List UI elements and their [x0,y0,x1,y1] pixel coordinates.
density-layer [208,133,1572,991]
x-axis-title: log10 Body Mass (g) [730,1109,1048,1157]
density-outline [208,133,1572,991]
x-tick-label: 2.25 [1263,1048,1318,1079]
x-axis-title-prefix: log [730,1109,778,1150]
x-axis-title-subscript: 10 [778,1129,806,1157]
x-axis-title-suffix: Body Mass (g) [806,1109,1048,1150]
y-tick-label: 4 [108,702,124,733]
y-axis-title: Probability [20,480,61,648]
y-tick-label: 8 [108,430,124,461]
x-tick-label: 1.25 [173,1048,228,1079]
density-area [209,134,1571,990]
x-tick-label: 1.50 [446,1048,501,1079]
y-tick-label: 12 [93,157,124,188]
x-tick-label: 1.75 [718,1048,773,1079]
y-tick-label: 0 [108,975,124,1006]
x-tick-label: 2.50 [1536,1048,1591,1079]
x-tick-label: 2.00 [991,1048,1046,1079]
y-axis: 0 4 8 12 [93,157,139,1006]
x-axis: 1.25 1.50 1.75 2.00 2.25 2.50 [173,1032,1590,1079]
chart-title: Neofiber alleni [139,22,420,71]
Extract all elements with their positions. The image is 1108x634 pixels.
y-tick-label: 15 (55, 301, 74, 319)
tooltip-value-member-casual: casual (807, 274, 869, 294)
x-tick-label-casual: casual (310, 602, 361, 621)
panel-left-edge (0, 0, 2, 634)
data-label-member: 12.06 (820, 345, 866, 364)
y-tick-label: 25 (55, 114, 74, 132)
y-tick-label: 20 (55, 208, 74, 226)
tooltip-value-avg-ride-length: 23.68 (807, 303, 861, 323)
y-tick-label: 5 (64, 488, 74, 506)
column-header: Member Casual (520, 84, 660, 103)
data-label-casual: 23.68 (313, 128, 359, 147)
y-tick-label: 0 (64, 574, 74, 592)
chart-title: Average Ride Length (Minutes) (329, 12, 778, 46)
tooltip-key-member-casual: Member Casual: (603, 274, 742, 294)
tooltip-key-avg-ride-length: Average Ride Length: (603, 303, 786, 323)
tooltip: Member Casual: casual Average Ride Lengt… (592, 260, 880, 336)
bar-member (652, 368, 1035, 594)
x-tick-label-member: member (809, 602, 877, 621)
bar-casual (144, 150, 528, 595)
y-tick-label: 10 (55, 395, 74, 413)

▬▬▬▬▬▬▬▬▬▬

Rewrite the whole listing above with "Probability" changed to "Density". Keep every other line and value the same.

- _FINAL RESULT_
List UI elements and their [x0,y0,x1,y1] pixel coordinates.
density-layer [208,133,1572,991]
x-axis-title: log10 Body Mass (g) [730,1109,1048,1157]
density-outline [208,133,1572,991]
x-tick-label: 2.25 [1263,1048,1318,1079]
x-axis-title-prefix: log [730,1109,778,1150]
x-axis-title-subscript: 10 [778,1129,806,1157]
x-axis-title-suffix: Body Mass (g) [806,1109,1048,1150]
y-tick-label: 4 [108,702,124,733]
y-axis-title: Density [20,480,61,648]
y-tick-label: 8 [108,430,124,461]
x-tick-label: 1.25 [173,1048,228,1079]
density-area [209,134,1571,990]
x-tick-label: 1.50 [446,1048,501,1079]
y-tick-label: 12 [93,157,124,188]
x-tick-label: 1.75 [718,1048,773,1079]
y-tick-label: 0 [108,975,124,1006]
x-tick-label: 2.50 [1536,1048,1591,1079]
x-tick-label: 2.00 [991,1048,1046,1079]
y-axis: 0 4 8 12 [93,157,139,1006]
x-axis: 1.25 1.50 1.75 2.00 2.25 2.50 [173,1032,1590,1079]
chart-title: Neofiber alleni [139,22,420,71]
Extract all elements with their positions. The image is 1108x634 pixels.
y-tick-label: 15 (55, 301, 74, 319)
tooltip-value-member-casual: casual (807, 274, 869, 294)
x-tick-label-casual: casual (310, 602, 361, 621)
panel-left-edge (0, 0, 2, 634)
data-label-member: 12.06 (820, 345, 866, 364)
y-tick-label: 25 (55, 114, 74, 132)
y-tick-label: 20 (55, 208, 74, 226)
tooltip-value-avg-ride-length: 23.68 (807, 303, 861, 323)
y-tick-label: 5 (64, 488, 74, 506)
column-header: Member Casual (520, 84, 660, 103)
data-label-casual: 23.68 (313, 128, 359, 147)
y-tick-label: 0 (64, 574, 74, 592)
chart-title: Average Ride Length (Minutes) (329, 12, 778, 46)
tooltip-key-member-casual: Member Casual: (603, 274, 742, 294)
tooltip-key-avg-ride-length: Average Ride Length: (603, 303, 786, 323)
tooltip: Member Casual: casual Average Ride Lengt… (592, 260, 880, 336)
bar-member (652, 368, 1035, 594)
x-tick-label-member: member (809, 602, 877, 621)
bar-casual (144, 150, 528, 595)
y-tick-label: 10 (55, 395, 74, 413)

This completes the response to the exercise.